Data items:
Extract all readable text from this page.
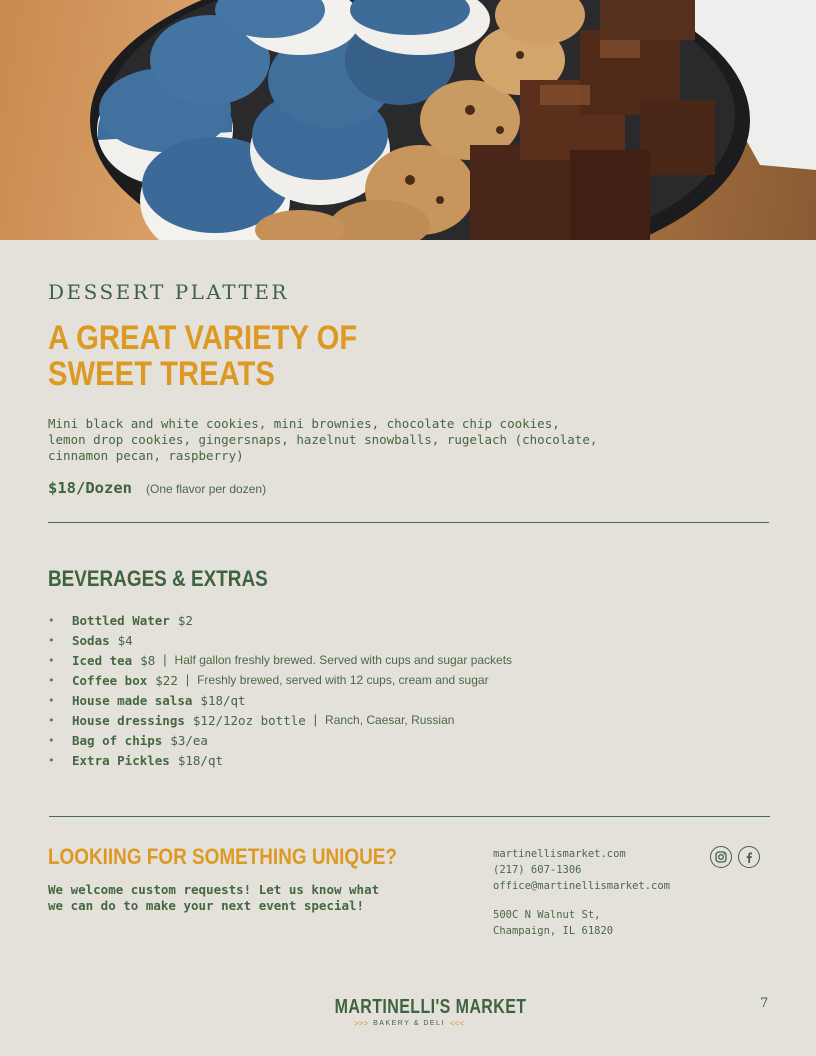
DESSERT PLATTER
A GREAT VARIETY OF
SWEET TREATS

Mini black and white cookies, mini brownies, chocolate chip cookies,
lemon drop cookies, gingersnaps, hazelnut snowballs, rugelach (chocolate,
cinnamon pecan, raspberry)

$18/Dozen (One flavor per dozen)
BEVERAGES & EXTRAS
•	Bottled Water $2
•	Sodas $4
•	Iced tea $8 | Half gallon freshly brewed. Served with cups and sugar packets
•	Coffee box $22 | Freshly brewed, served with 12 cups, cream and sugar
•	House made salsa $18/qt
•	House dressings $12/12oz bottle | Ranch, Caesar, Russian
•	Bag of chips $3/ea
•	Extra Pickles $18/qt
LOOKIING FOR SOMETHING UNIQUE?

We welcome custom requests! Let us know what
we can do to make your next event special!

martinellismarket.com
(217) 607-1306
office@martinellismarket.com
500C N Walnut St,
Champaign, IL 61820
MARTINELLI'S MARKET
>>> BAKERY & DELI <<<
7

Exercise requirements: Search the listing for the string "cookies". Copy each line where it turns up.

Exercise solution:
Mini black and white cookies, mini brownies, chocolate chip cookies,
lemon drop cookies, gingersnaps, hazelnut snowballs, rugelach (chocolate,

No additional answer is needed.